Saved data entries
((
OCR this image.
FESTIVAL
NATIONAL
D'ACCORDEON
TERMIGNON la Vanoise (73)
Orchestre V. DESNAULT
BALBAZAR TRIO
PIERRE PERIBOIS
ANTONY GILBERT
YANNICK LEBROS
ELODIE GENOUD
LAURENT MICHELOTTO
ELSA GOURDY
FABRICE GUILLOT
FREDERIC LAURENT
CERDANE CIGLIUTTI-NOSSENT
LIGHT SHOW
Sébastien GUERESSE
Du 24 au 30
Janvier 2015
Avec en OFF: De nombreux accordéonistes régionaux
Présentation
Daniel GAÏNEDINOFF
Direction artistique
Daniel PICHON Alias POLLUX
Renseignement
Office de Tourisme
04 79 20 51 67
))
((
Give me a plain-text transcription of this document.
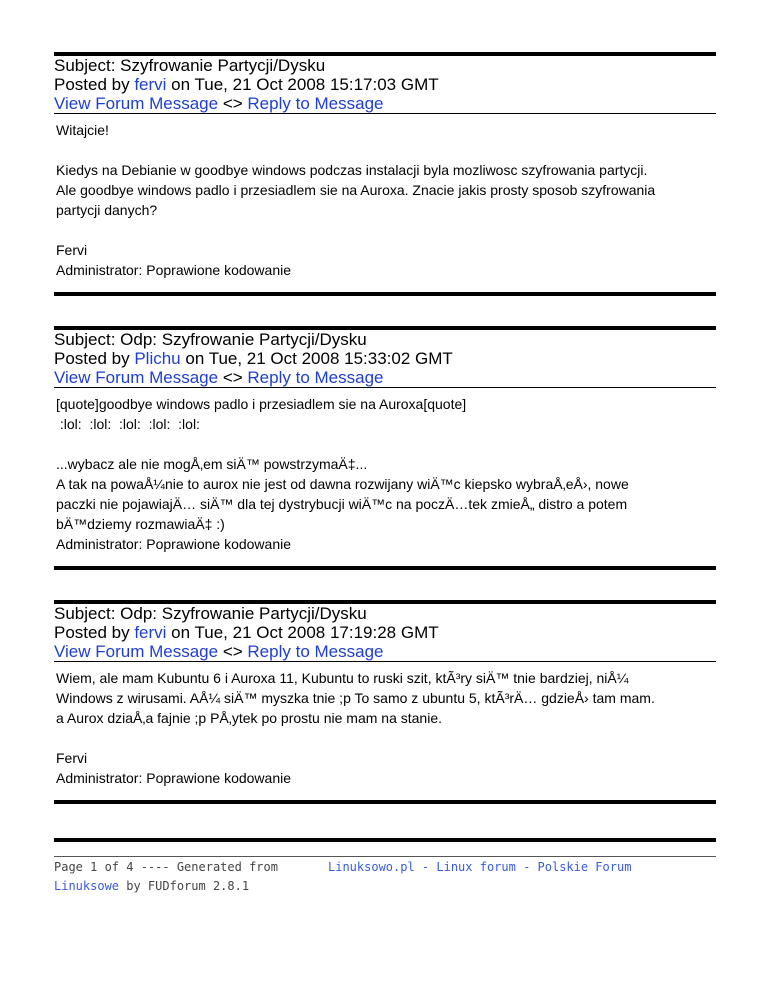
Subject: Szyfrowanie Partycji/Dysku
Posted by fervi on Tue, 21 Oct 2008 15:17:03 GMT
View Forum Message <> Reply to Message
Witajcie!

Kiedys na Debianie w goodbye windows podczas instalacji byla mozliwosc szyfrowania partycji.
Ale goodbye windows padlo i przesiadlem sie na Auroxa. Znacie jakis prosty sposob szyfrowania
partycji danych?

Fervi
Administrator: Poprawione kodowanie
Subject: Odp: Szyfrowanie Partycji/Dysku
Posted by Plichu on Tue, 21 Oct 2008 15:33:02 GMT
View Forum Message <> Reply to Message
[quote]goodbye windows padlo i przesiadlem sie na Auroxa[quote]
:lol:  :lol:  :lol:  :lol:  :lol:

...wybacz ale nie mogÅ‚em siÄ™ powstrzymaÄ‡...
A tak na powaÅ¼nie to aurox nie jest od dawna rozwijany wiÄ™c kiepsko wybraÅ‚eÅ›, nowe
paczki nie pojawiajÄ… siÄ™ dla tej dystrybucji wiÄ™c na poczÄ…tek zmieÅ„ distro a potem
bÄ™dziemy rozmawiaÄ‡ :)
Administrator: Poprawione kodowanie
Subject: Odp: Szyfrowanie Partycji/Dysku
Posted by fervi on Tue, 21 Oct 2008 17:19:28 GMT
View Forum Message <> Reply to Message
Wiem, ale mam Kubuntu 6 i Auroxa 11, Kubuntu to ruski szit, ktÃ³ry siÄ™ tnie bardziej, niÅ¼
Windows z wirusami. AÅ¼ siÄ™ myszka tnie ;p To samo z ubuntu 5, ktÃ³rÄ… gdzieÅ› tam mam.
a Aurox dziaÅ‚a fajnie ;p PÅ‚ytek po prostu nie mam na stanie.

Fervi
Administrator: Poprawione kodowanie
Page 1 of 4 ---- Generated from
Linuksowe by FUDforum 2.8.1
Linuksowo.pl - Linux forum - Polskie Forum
))
# What to produce
Report how many lines of the records above contain the word "padlo", and give only that number.

# Right answer
2